Written instruction -> Exactly as they appear, output all of the entries.

Dataset excerpts ->
»»
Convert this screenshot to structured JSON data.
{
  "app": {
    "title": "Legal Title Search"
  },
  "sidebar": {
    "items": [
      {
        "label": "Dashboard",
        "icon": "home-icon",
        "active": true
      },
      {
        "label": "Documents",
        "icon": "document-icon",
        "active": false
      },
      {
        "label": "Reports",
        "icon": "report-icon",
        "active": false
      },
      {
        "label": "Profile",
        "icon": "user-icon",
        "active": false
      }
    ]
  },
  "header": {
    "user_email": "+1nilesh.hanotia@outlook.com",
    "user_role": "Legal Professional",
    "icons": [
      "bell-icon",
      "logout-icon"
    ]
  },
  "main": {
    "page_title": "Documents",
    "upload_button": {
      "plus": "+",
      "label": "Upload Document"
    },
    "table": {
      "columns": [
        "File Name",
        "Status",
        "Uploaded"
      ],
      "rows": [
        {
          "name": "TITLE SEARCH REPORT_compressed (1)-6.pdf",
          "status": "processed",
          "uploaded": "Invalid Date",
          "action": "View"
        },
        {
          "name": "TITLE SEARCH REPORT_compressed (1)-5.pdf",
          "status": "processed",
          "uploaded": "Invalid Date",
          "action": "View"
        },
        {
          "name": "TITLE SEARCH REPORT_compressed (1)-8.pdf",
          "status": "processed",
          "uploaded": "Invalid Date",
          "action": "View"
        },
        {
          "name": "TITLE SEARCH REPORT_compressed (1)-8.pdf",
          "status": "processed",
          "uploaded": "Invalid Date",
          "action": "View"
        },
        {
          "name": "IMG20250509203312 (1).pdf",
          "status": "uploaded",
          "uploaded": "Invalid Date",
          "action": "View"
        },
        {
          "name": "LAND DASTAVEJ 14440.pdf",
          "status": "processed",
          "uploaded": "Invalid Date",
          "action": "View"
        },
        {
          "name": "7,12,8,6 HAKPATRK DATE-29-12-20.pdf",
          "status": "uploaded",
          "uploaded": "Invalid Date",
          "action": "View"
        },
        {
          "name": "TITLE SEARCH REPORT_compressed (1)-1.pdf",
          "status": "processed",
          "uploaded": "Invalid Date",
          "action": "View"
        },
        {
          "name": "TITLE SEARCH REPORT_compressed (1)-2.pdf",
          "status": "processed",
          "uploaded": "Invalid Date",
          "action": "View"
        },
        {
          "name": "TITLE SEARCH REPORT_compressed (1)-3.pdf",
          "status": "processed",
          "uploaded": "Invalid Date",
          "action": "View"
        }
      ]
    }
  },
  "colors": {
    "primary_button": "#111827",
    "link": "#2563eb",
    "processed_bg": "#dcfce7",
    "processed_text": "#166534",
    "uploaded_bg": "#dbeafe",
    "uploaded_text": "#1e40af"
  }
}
««
Answer to the problem ->
Convert this screenshot to structured JSON data.
{
  "app": {
    "title": "Legal Title Search"
  },
  "sidebar": {
    "items": [
      {
        "label": "Dashboard",
        "icon": "home-icon",
        "active": true
      },
      {
        "label": "Documents",
        "icon": "document-icon",
        "active": false
      },
      {
        "label": "Reports",
        "icon": "report-icon",
        "active": false
      },
      {
        "label": "Profile",
        "icon": "user-icon",
        "active": false
      }
    ]
  },
  "header": {
    "user_email": "+1nilesh.hanotia@outlook.com",
    "user_role": "Legal Professional",
    "icons": [
      "bell-icon",
      "logout-icon"
    ]
  },
  "main": {
    "page_title": "Documents",
    "upload_button": {
      "plus": "+",
      "label": "Upload Document"
    },
    "table": {
      "columns": [
        "File Name",
        "Status",
        "Uploaded"
      ],
      "rows": [
        {
          "name": "TITLE SEARCH REPORT_compressed (1)-6.pdf",
          "status": "processed",
          "uploaded": "Invalid Date",
          "action": "View"
        },
        {
          "name": "TITLE SEARCH REPORT_compressed (1)-5.pdf",
          "status": "processed",
          "uploaded": "Invalid Date",
          "action": "View"
        },
        {
          "name": "TITLE SEARCH REPORT_compressed (1)-8.pdf",
          "status": "processed",
          "uploaded": "Invalid Date",
          "action": "View"
        },
        {
          "name": "TITLE SEARCH REPORT_compressed (1)-8.pdf",
          "status": "processed",
          "uploaded": "Invalid Date",
          "action": "View"
        },
        {
          "name": "IMG20250509203312 (1).pdf",
          "status": "uploaded",
          "uploaded": "Invalid Date",
          "action": "View"
        },
        {
          "name": "LAND DASTAVEJ 14440.pdf",
          "status": "processed",
          "uploaded": "Invalid Date",
          "action": "View"
        },
        {
          "name": "7,12,8,6 HAKPATRK DATE-29-12-20.pdf",
          "status": "uploaded",
          "uploaded": "Invalid Date",
          "action": "View"
        },
        {
          "name": "TITLE SEARCH REPORT_compressed (1)-1.pdf",
          "status": "processed",
          "uploaded": "Invalid Date",
          "action": "View"
        },
        {
          "name": "TITLE SEARCH REPORT_compressed (1)-2.pdf",
          "status": "processed",
          "uploaded": "Invalid Date",
          "action": "View"
        },
        {
          "name": "TITLE SEARCH REPORT_compressed (1)-3.pdf",
          "status": "processed",
          "uploaded": "Invalid Date",
          "action": "View"
        }
      ]
    }
  },
  "colors": {
    "primary_button": "#111827",
    "link": "#2563eb",
    "processed_bg": "#dcfce7",
    "processed_text": "#166534",
    "uploaded_bg": "#dbeafe",
    "uploaded_text": "#1e40af"
  }
}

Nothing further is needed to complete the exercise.